## WHAT IS EXPECTED
Copy out the lines below word for word, leaving the pictures out.

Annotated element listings
=-=-=-=-=
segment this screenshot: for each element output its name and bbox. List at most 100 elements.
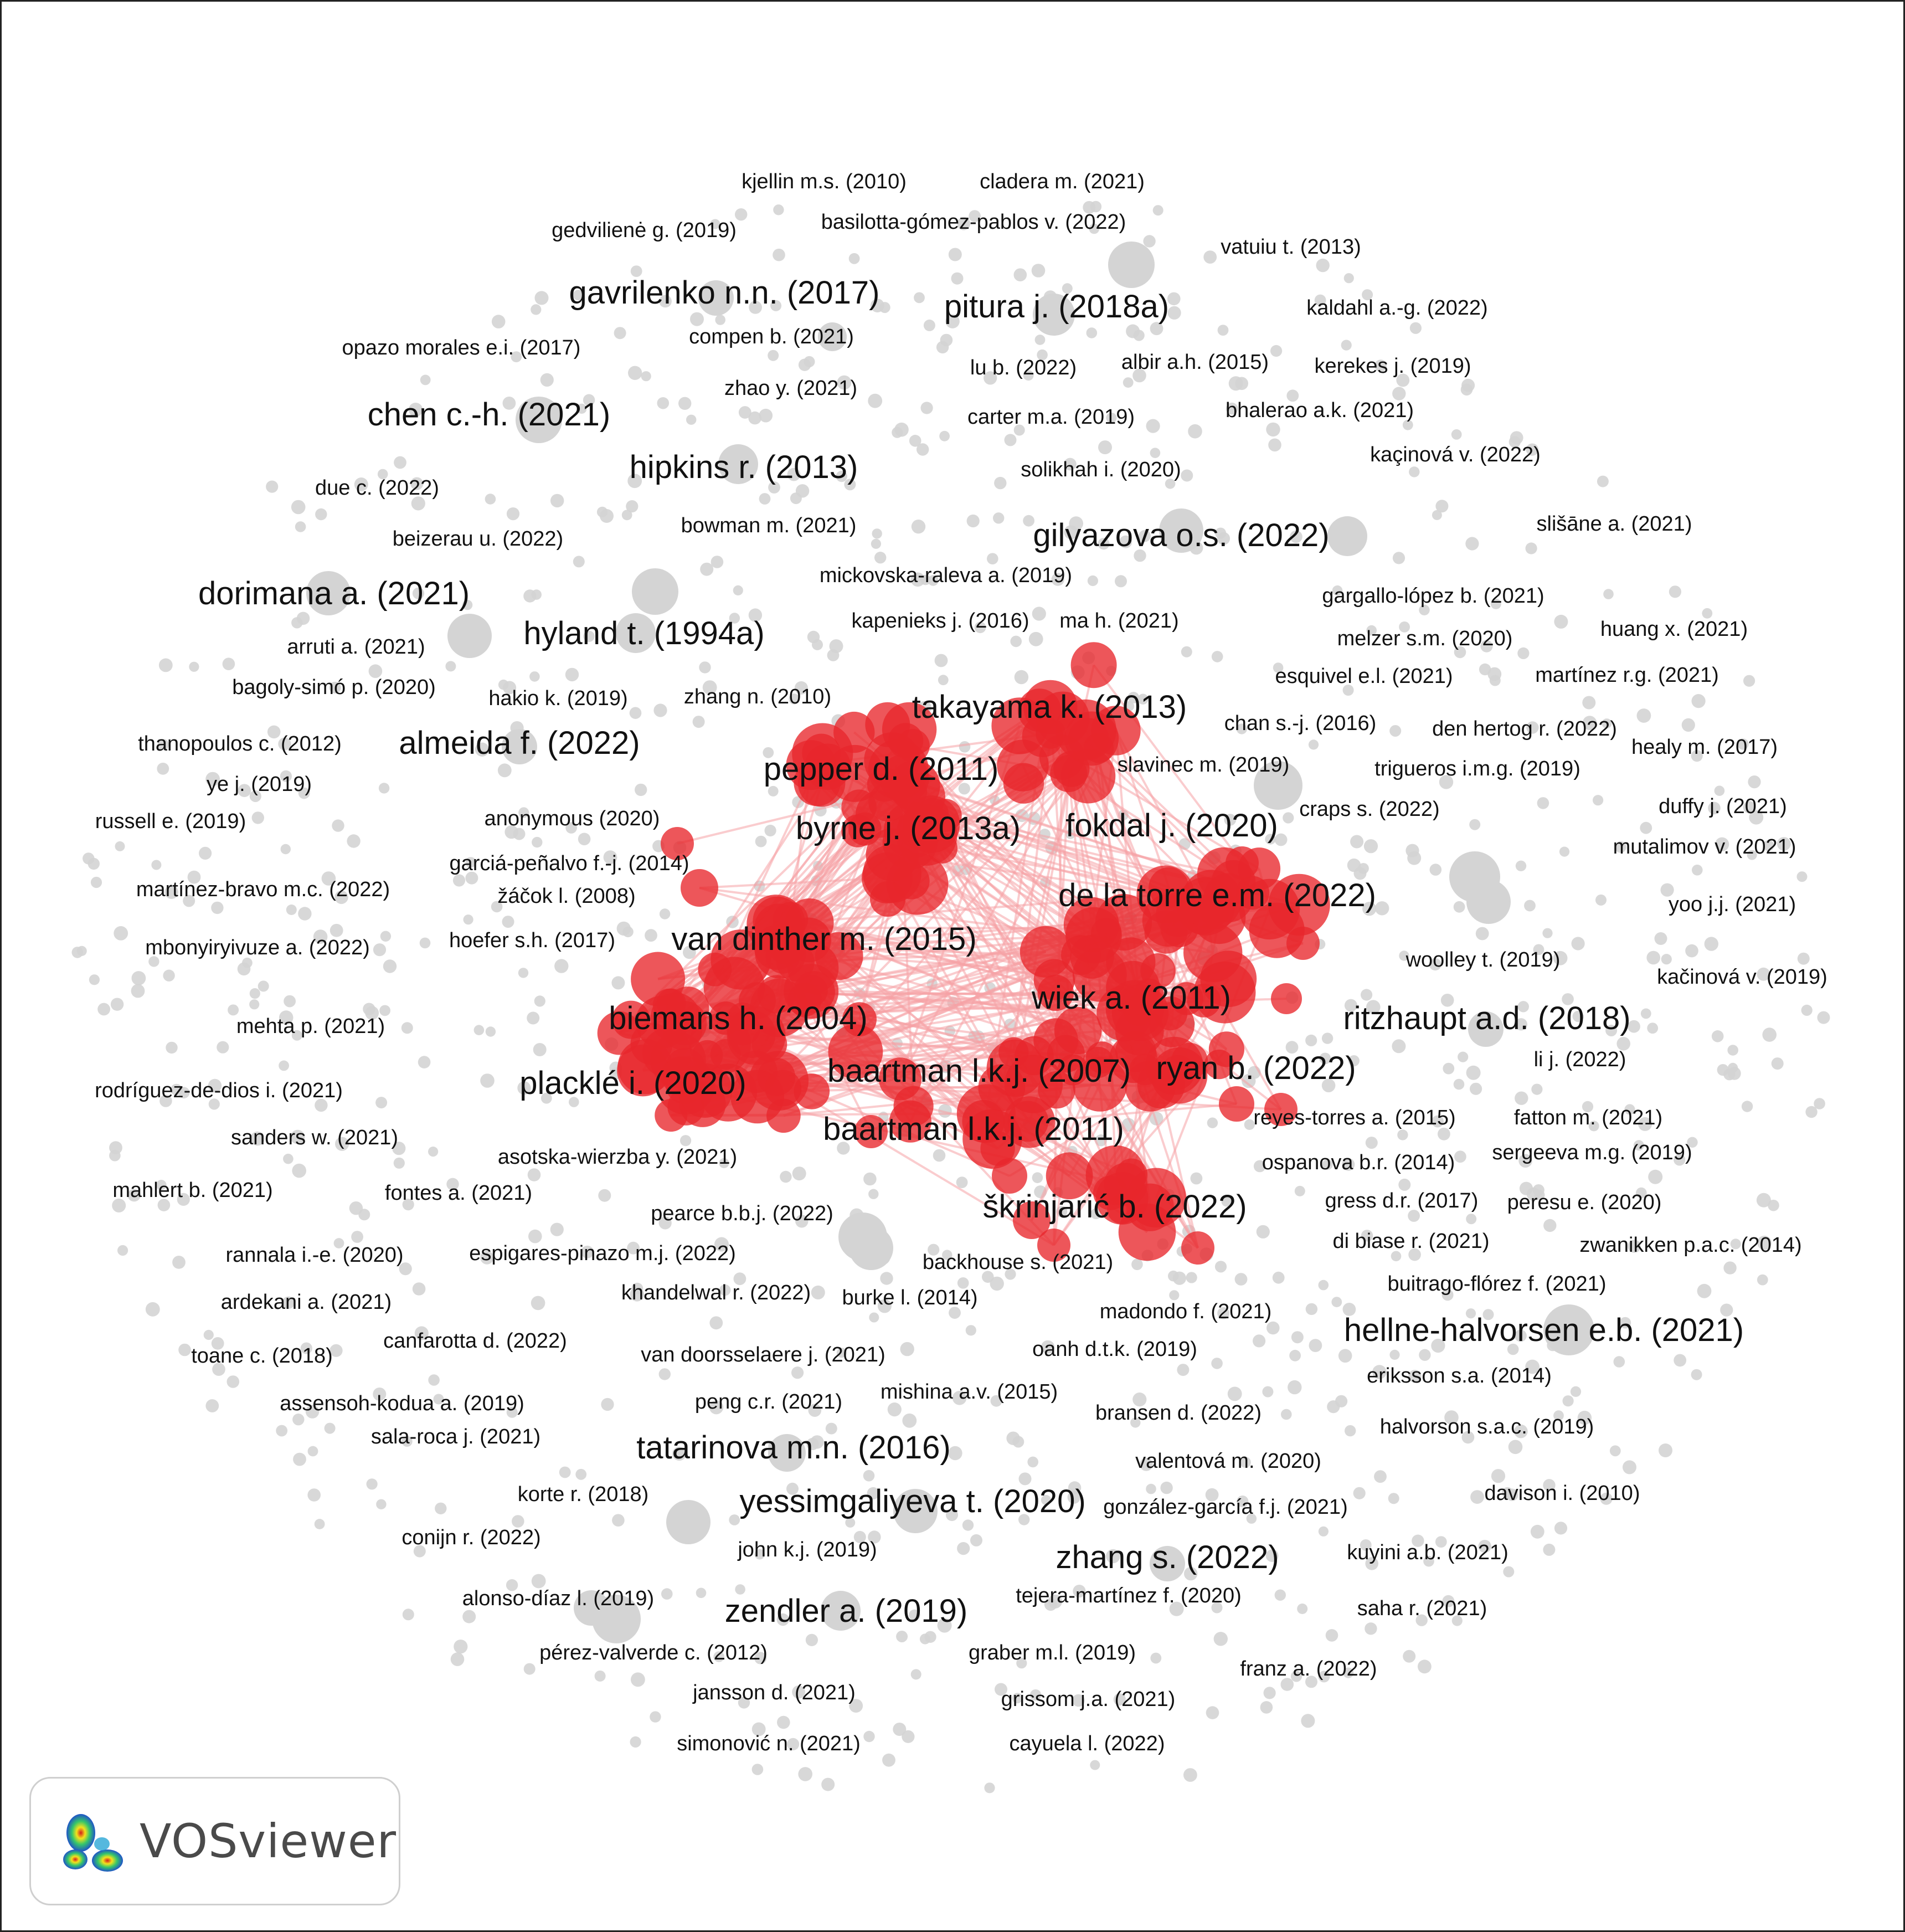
node-label[interactable]: gargallo-lópez b. (2021) bbox=[1322, 584, 1544, 608]
network-node[interactable] bbox=[718, 444, 758, 484]
network-node[interactable] bbox=[946, 1509, 958, 1522]
network-node[interactable] bbox=[764, 824, 776, 837]
network-node[interactable] bbox=[1037, 974, 1074, 1011]
network-node[interactable] bbox=[157, 739, 169, 751]
network-node[interactable] bbox=[115, 841, 125, 851]
network-node[interactable] bbox=[1032, 1172, 1043, 1183]
network-node[interactable] bbox=[540, 373, 554, 387]
network-node[interactable] bbox=[1322, 1159, 1333, 1170]
node-label[interactable]: opazo morales e.i. (2017) bbox=[342, 336, 581, 359]
network-node[interactable] bbox=[293, 1452, 306, 1466]
network-node[interactable] bbox=[366, 1478, 378, 1490]
network-node[interactable] bbox=[777, 1715, 790, 1729]
network-node[interactable] bbox=[1757, 1274, 1768, 1286]
network-node[interactable] bbox=[755, 835, 767, 847]
network-node[interactable] bbox=[1362, 902, 1377, 916]
network-node[interactable] bbox=[657, 397, 670, 409]
node-label[interactable]: peng c.r. (2021) bbox=[695, 1390, 842, 1414]
network-node[interactable] bbox=[768, 350, 779, 361]
network-node[interactable] bbox=[518, 807, 529, 818]
network-node[interactable] bbox=[698, 280, 734, 316]
network-node[interactable] bbox=[83, 852, 95, 865]
network-node[interactable] bbox=[428, 1147, 439, 1157]
network-node[interactable] bbox=[1525, 1359, 1540, 1374]
network-node[interactable] bbox=[502, 397, 516, 410]
network-node[interactable] bbox=[1271, 983, 1302, 1014]
node-label[interactable]: pepper d. (2011) bbox=[764, 751, 999, 787]
network-node[interactable] bbox=[900, 1342, 914, 1356]
network-node[interactable] bbox=[1264, 1093, 1298, 1126]
node-label[interactable]: zwanikken p.a.c. (2014) bbox=[1579, 1234, 1801, 1257]
network-node[interactable] bbox=[401, 1436, 413, 1447]
network-node[interactable] bbox=[1046, 1152, 1093, 1200]
network-node[interactable] bbox=[995, 1683, 1007, 1696]
network-node[interactable] bbox=[837, 1142, 850, 1155]
network-node[interactable] bbox=[1441, 1289, 1454, 1301]
network-node[interactable] bbox=[465, 857, 476, 868]
node-label[interactable]: graber m.l. (2019) bbox=[969, 1641, 1136, 1664]
network-node[interactable] bbox=[714, 1237, 729, 1252]
network-node[interactable] bbox=[966, 514, 980, 528]
network-node[interactable] bbox=[1408, 1210, 1420, 1222]
network-node[interactable] bbox=[1082, 1046, 1114, 1078]
network-node[interactable] bbox=[1503, 1566, 1515, 1578]
network-node[interactable] bbox=[1478, 1540, 1491, 1553]
network-node[interactable] bbox=[90, 876, 102, 888]
network-node[interactable] bbox=[583, 394, 595, 406]
network-node[interactable] bbox=[307, 1446, 318, 1457]
network-node[interactable] bbox=[1408, 1248, 1421, 1261]
network-node[interactable] bbox=[1068, 1481, 1082, 1494]
network-node[interactable] bbox=[1419, 1349, 1431, 1361]
network-node[interactable] bbox=[759, 493, 771, 505]
network-node[interactable] bbox=[1253, 1334, 1266, 1348]
network-node[interactable] bbox=[412, 587, 425, 599]
network-node[interactable] bbox=[1762, 1027, 1777, 1042]
network-node[interactable] bbox=[1048, 1594, 1062, 1609]
network-node[interactable] bbox=[408, 403, 423, 417]
network-node[interactable] bbox=[917, 443, 929, 456]
network-node[interactable] bbox=[1640, 821, 1652, 834]
network-node[interactable] bbox=[1098, 440, 1112, 455]
network-node[interactable] bbox=[1130, 1417, 1141, 1428]
network-node[interactable] bbox=[1636, 1187, 1647, 1199]
node-label[interactable]: pitura j. (2018a) bbox=[944, 289, 1169, 325]
network-node[interactable] bbox=[1388, 1493, 1399, 1504]
network-node[interactable] bbox=[1691, 694, 1706, 708]
node-label[interactable]: valentová m. (2020) bbox=[1135, 1450, 1321, 1473]
network-node[interactable] bbox=[1126, 324, 1140, 338]
node-label[interactable]: rodríguez-de-dios i. (2021) bbox=[95, 1079, 343, 1102]
node-label[interactable]: bransen d. (2022) bbox=[1095, 1401, 1262, 1425]
network-node[interactable] bbox=[632, 568, 678, 615]
network-node[interactable] bbox=[1468, 1011, 1504, 1047]
network-node[interactable] bbox=[1771, 1057, 1784, 1070]
network-node[interactable] bbox=[183, 895, 195, 907]
node-label[interactable]: woolley t. (2019) bbox=[1405, 948, 1561, 972]
network-node[interactable] bbox=[1265, 1549, 1279, 1563]
network-node[interactable] bbox=[1244, 1119, 1255, 1130]
network-node[interactable] bbox=[1543, 1219, 1557, 1232]
network-node[interactable] bbox=[1037, 1229, 1070, 1262]
network-node[interactable] bbox=[1090, 201, 1102, 213]
network-node[interactable] bbox=[871, 538, 881, 549]
network-node[interactable] bbox=[375, 1097, 388, 1109]
node-label[interactable]: melzer s.m. (2020) bbox=[1337, 627, 1513, 650]
network-node[interactable] bbox=[1432, 1115, 1444, 1128]
network-node[interactable] bbox=[1714, 785, 1725, 796]
network-node[interactable] bbox=[656, 1056, 715, 1115]
network-node[interactable] bbox=[1150, 322, 1163, 336]
network-node[interactable] bbox=[1554, 614, 1568, 629]
network-node[interactable] bbox=[1372, 1365, 1387, 1379]
network-node[interactable] bbox=[1215, 527, 1227, 539]
network-node[interactable] bbox=[661, 827, 694, 860]
network-node[interactable] bbox=[870, 881, 905, 917]
node-label[interactable]: yoo j.j. (2021) bbox=[1669, 893, 1796, 916]
network-node[interactable] bbox=[1208, 1031, 1244, 1067]
network-node[interactable] bbox=[279, 1060, 289, 1071]
network-node[interactable] bbox=[1730, 1239, 1741, 1250]
network-node[interactable] bbox=[1129, 1054, 1161, 1086]
network-node[interactable] bbox=[148, 956, 159, 967]
network-node[interactable] bbox=[733, 585, 743, 595]
node-label[interactable]: jansson d. (2021) bbox=[692, 1681, 856, 1704]
network-node[interactable] bbox=[1207, 1117, 1218, 1128]
network-node[interactable] bbox=[710, 556, 724, 568]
=-=-=-=-=
## CORRECT RESPONSE
segment this screenshot: for each element output its name and bbox. List at most 100 elements.
node-label[interactable]: gargallo-lópez b. (2021) bbox=[1322, 584, 1544, 608]
network-node[interactable] bbox=[718, 444, 758, 484]
network-node[interactable] bbox=[946, 1509, 958, 1522]
network-node[interactable] bbox=[764, 824, 776, 837]
network-node[interactable] bbox=[1037, 974, 1074, 1011]
network-node[interactable] bbox=[157, 739, 169, 751]
network-node[interactable] bbox=[115, 841, 125, 851]
network-node[interactable] bbox=[1032, 1172, 1043, 1183]
network-node[interactable] bbox=[540, 373, 554, 387]
network-node[interactable] bbox=[1322, 1159, 1333, 1170]
node-label[interactable]: opazo morales e.i. (2017) bbox=[342, 336, 581, 359]
network-node[interactable] bbox=[293, 1452, 306, 1466]
network-node[interactable] bbox=[366, 1478, 378, 1490]
network-node[interactable] bbox=[777, 1715, 790, 1729]
network-node[interactable] bbox=[1757, 1274, 1768, 1286]
network-node[interactable] bbox=[755, 835, 767, 847]
network-node[interactable] bbox=[1362, 902, 1377, 916]
network-node[interactable] bbox=[657, 397, 670, 409]
node-label[interactable]: peng c.r. (2021) bbox=[695, 1390, 842, 1414]
network-node[interactable] bbox=[768, 350, 779, 361]
network-node[interactable] bbox=[518, 807, 529, 818]
network-node[interactable] bbox=[698, 280, 734, 316]
network-node[interactable] bbox=[83, 852, 95, 865]
network-node[interactable] bbox=[428, 1147, 439, 1157]
network-node[interactable] bbox=[1525, 1359, 1540, 1374]
network-node[interactable] bbox=[502, 397, 516, 410]
network-node[interactable] bbox=[1271, 983, 1302, 1014]
node-label[interactable]: pepper d. (2011) bbox=[764, 751, 999, 787]
network-node[interactable] bbox=[900, 1342, 914, 1356]
network-node[interactable] bbox=[1264, 1093, 1298, 1126]
node-label[interactable]: zwanikken p.a.c. (2014) bbox=[1579, 1234, 1801, 1257]
network-node[interactable] bbox=[401, 1436, 413, 1447]
network-node[interactable] bbox=[1046, 1152, 1093, 1200]
network-node[interactable] bbox=[995, 1683, 1007, 1696]
network-node[interactable] bbox=[837, 1142, 850, 1155]
network-node[interactable] bbox=[1441, 1289, 1454, 1301]
network-node[interactable] bbox=[465, 857, 476, 868]
node-label[interactable]: graber m.l. (2019) bbox=[969, 1641, 1136, 1664]
network-node[interactable] bbox=[714, 1237, 729, 1252]
network-node[interactable] bbox=[966, 514, 980, 528]
network-node[interactable] bbox=[1408, 1210, 1420, 1222]
network-node[interactable] bbox=[1082, 1046, 1114, 1078]
network-node[interactable] bbox=[1503, 1566, 1515, 1578]
network-node[interactable] bbox=[1478, 1540, 1491, 1553]
network-node[interactable] bbox=[90, 876, 102, 888]
network-node[interactable] bbox=[583, 394, 595, 406]
network-node[interactable] bbox=[307, 1446, 318, 1457]
network-node[interactable] bbox=[1408, 1248, 1421, 1261]
network-node[interactable] bbox=[1068, 1481, 1082, 1494]
network-node[interactable] bbox=[1419, 1349, 1431, 1361]
network-node[interactable] bbox=[759, 493, 771, 505]
network-node[interactable] bbox=[1253, 1334, 1266, 1348]
network-node[interactable] bbox=[412, 587, 425, 599]
network-node[interactable] bbox=[1762, 1027, 1777, 1042]
network-node[interactable] bbox=[1048, 1594, 1062, 1609]
network-node[interactable] bbox=[408, 403, 423, 417]
network-node[interactable] bbox=[917, 443, 929, 456]
network-node[interactable] bbox=[1640, 821, 1652, 834]
network-node[interactable] bbox=[1098, 440, 1112, 455]
network-node[interactable] bbox=[1130, 1417, 1141, 1428]
network-node[interactable] bbox=[1636, 1187, 1647, 1199]
node-label[interactable]: pitura j. (2018a) bbox=[944, 289, 1169, 325]
network-node[interactable] bbox=[1388, 1493, 1399, 1504]
network-node[interactable] bbox=[1691, 694, 1706, 708]
node-label[interactable]: valentová m. (2020) bbox=[1135, 1450, 1321, 1473]
network-node[interactable] bbox=[1126, 324, 1140, 338]
node-label[interactable]: rodríguez-de-dios i. (2021) bbox=[95, 1079, 343, 1102]
node-label[interactable]: bransen d. (2022) bbox=[1095, 1401, 1262, 1425]
network-node[interactable] bbox=[632, 568, 678, 615]
network-node[interactable] bbox=[1468, 1011, 1504, 1047]
network-node[interactable] bbox=[1771, 1057, 1784, 1070]
network-node[interactable] bbox=[183, 895, 195, 907]
node-label[interactable]: woolley t. (2019) bbox=[1405, 948, 1561, 972]
network-node[interactable] bbox=[1265, 1549, 1279, 1563]
network-node[interactable] bbox=[1244, 1119, 1255, 1130]
network-node[interactable] bbox=[1543, 1219, 1557, 1232]
network-node[interactable] bbox=[1037, 1229, 1070, 1262]
network-node[interactable] bbox=[1090, 201, 1102, 213]
network-node[interactable] bbox=[871, 538, 881, 549]
network-node[interactable] bbox=[375, 1097, 388, 1109]
node-label[interactable]: melzer s.m. (2020) bbox=[1337, 627, 1513, 650]
network-node[interactable] bbox=[1432, 1115, 1444, 1128]
network-node[interactable] bbox=[1714, 785, 1725, 796]
network-node[interactable] bbox=[656, 1056, 715, 1115]
network-node[interactable] bbox=[1150, 322, 1163, 336]
network-node[interactable] bbox=[1554, 614, 1568, 629]
network-node[interactable] bbox=[1372, 1365, 1387, 1379]
network-node[interactable] bbox=[1215, 527, 1227, 539]
network-node[interactable] bbox=[661, 827, 694, 860]
network-node[interactable] bbox=[870, 881, 905, 917]
node-label[interactable]: yoo j.j. (2021) bbox=[1669, 893, 1796, 916]
network-node[interactable] bbox=[1208, 1031, 1244, 1067]
network-node[interactable] bbox=[279, 1060, 289, 1071]
network-node[interactable] bbox=[1730, 1239, 1741, 1250]
network-node[interactable] bbox=[1129, 1054, 1161, 1086]
network-node[interactable] bbox=[148, 956, 159, 967]
network-node[interactable] bbox=[733, 585, 743, 595]
node-label[interactable]: jansson d. (2021) bbox=[692, 1681, 856, 1704]
network-node[interactable] bbox=[1207, 1117, 1218, 1128]
network-node[interactable] bbox=[710, 556, 724, 568]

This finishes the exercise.